Aim:
Print out every record exactly as it appears.

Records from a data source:
┌──

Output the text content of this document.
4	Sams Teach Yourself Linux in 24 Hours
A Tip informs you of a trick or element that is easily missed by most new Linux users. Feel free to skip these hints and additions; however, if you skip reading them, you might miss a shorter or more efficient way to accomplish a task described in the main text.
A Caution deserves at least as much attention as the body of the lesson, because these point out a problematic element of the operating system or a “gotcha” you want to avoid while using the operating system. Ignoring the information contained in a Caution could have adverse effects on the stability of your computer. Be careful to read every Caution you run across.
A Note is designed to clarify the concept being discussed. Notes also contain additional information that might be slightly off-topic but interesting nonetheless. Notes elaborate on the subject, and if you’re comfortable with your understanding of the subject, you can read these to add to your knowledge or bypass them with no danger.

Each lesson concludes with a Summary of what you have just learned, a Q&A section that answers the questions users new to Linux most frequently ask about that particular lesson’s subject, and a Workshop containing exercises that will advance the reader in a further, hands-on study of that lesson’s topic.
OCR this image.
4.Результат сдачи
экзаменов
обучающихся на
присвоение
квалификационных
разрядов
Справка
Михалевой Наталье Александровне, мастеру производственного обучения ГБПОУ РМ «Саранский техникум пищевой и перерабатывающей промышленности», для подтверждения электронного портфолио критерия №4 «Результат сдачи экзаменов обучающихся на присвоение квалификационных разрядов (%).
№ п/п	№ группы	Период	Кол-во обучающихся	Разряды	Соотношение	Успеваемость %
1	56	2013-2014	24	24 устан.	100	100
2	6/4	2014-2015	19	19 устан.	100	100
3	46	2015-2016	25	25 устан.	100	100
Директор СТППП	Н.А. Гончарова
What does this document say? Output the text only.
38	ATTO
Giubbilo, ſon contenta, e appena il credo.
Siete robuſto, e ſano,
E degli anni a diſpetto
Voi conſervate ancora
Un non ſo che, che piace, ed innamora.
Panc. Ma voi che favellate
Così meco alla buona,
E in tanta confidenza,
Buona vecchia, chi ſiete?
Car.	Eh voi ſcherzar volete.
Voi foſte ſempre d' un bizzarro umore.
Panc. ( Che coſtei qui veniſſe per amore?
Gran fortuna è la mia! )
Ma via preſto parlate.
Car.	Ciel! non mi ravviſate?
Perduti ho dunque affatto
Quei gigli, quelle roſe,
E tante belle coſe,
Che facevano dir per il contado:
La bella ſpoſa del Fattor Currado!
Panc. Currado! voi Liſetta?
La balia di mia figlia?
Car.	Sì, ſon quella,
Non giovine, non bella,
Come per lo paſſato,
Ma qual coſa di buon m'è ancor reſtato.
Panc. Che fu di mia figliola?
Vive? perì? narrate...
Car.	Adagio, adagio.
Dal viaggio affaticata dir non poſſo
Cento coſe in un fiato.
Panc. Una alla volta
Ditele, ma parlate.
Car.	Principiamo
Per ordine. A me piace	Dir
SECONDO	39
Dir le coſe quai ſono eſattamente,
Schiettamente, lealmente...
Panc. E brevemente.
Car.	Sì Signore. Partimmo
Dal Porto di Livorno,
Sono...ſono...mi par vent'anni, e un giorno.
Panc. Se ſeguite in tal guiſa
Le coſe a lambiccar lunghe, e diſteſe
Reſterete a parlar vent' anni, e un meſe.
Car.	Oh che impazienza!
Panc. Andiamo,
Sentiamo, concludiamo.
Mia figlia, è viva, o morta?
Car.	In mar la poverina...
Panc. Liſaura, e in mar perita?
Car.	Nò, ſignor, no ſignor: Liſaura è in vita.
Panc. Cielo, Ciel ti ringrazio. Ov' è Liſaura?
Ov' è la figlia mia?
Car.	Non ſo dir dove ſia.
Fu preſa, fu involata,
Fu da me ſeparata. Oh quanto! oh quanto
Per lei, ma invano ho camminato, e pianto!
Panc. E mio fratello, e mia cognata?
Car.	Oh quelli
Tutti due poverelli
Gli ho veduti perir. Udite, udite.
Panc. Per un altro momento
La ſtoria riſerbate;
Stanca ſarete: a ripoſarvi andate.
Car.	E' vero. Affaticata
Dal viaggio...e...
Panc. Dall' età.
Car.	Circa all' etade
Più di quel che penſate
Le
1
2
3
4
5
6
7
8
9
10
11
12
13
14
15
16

└──

Answer below:
Output the text content of this document.
4	Sams Teach Yourself Linux in 24 Hours
A Tip informs you of a trick or element that is easily missed by most new Linux users. Feel free to skip these hints and additions; however, if you skip reading them, you might miss a shorter or more efficient way to accomplish a task described in the main text.
A Caution deserves at least as much attention as the body of the lesson, because these point out a problematic element of the operating system or a “gotcha” you want to avoid while using the operating system. Ignoring the information contained in a Caution could have adverse effects on the stability of your computer. Be careful to read every Caution you run across.
A Note is designed to clarify the concept being discussed. Notes also contain additional information that might be slightly off-topic but interesting nonetheless. Notes elaborate on the subject, and if you’re comfortable with your understanding of the subject, you can read these to add to your knowledge or bypass them with no danger.

Each lesson concludes with a Summary of what you have just learned, a Q&A section that answers the questions users new to Linux most frequently ask about that particular lesson’s subject, and a Workshop containing exercises that will advance the reader in a further, hands-on study of that lesson’s topic.
OCR this image.
4.Результат сдачи
экзаменов
обучающихся на
присвоение
квалификационных
разрядов
Справка
Михалевой Наталье Александровне, мастеру производственного обучения ГБПОУ РМ «Саранский техникум пищевой и перерабатывающей промышленности», для подтверждения электронного портфолио критерия №4 «Результат сдачи экзаменов обучающихся на присвоение квалификационных разрядов (%).
№ п/п	№ группы	Период	Кол-во обучающихся	Разряды	Соотношение	Успеваемость %
1	56	2013-2014	24	24 устан.	100	100
2	6/4	2014-2015	19	19 устан.	100	100
3	46	2015-2016	25	25 устан.	100	100
Директор СТППП	Н.А. Гончарова
What does this document say? Output the text only.
38	ATTO
Giubbilo, ſon contenta, e appena il credo.
Siete robuſto, e ſano,
E degli anni a diſpetto
Voi conſervate ancora
Un non ſo che, che piace, ed innamora.
Panc. Ma voi che favellate
Così meco alla buona,
E in tanta confidenza,
Buona vecchia, chi ſiete?
Car.	Eh voi ſcherzar volete.
Voi foſte ſempre d' un bizzarro umore.
Panc. ( Che coſtei qui veniſſe per amore?
Gran fortuna è la mia! )
Ma via preſto parlate.
Car.	Ciel! non mi ravviſate?
Perduti ho dunque affatto
Quei gigli, quelle roſe,
E tante belle coſe,
Che facevano dir per il contado:
La bella ſpoſa del Fattor Currado!
Panc. Currado! voi Liſetta?
La balia di mia figlia?
Car.	Sì, ſon quella,
Non giovine, non bella,
Come per lo paſſato,
Ma qual coſa di buon m'è ancor reſtato.
Panc. Che fu di mia figliola?
Vive? perì? narrate...
Car.	Adagio, adagio.
Dal viaggio affaticata dir non poſſo
Cento coſe in un fiato.
Panc. Una alla volta
Ditele, ma parlate.
Car.	Principiamo
Per ordine. A me piace	Dir
SECONDO	39
Dir le coſe quai ſono eſattamente,
Schiettamente, lealmente...
Panc. E brevemente.
Car.	Sì Signore. Partimmo
Dal Porto di Livorno,
Sono...ſono...mi par vent'anni, e un giorno.
Panc. Se ſeguite in tal guiſa
Le coſe a lambiccar lunghe, e diſteſe
Reſterete a parlar vent' anni, e un meſe.
Car.	Oh che impazienza!
Panc. Andiamo,
Sentiamo, concludiamo.
Mia figlia, è viva, o morta?
Car.	In mar la poverina...
Panc. Liſaura, e in mar perita?
Car.	Nò, ſignor, no ſignor: Liſaura è in vita.
Panc. Cielo, Ciel ti ringrazio. Ov' è Liſaura?
Ov' è la figlia mia?
Car.	Non ſo dir dove ſia.
Fu preſa, fu involata,
Fu da me ſeparata. Oh quanto! oh quanto
Per lei, ma invano ho camminato, e pianto!
Panc. E mio fratello, e mia cognata?
Car.	Oh quelli
Tutti due poverelli
Gli ho veduti perir. Udite, udite.
Panc. Per un altro momento
La ſtoria riſerbate;
Stanca ſarete: a ripoſarvi andate.
Car.	E' vero. Affaticata
Dal viaggio...e...
Panc. Dall' età.
Car.	Circa all' etade
Più di quel che penſate
Le
1
2
3
4
5
6
7
8
9
10
11
12
13
14
15
16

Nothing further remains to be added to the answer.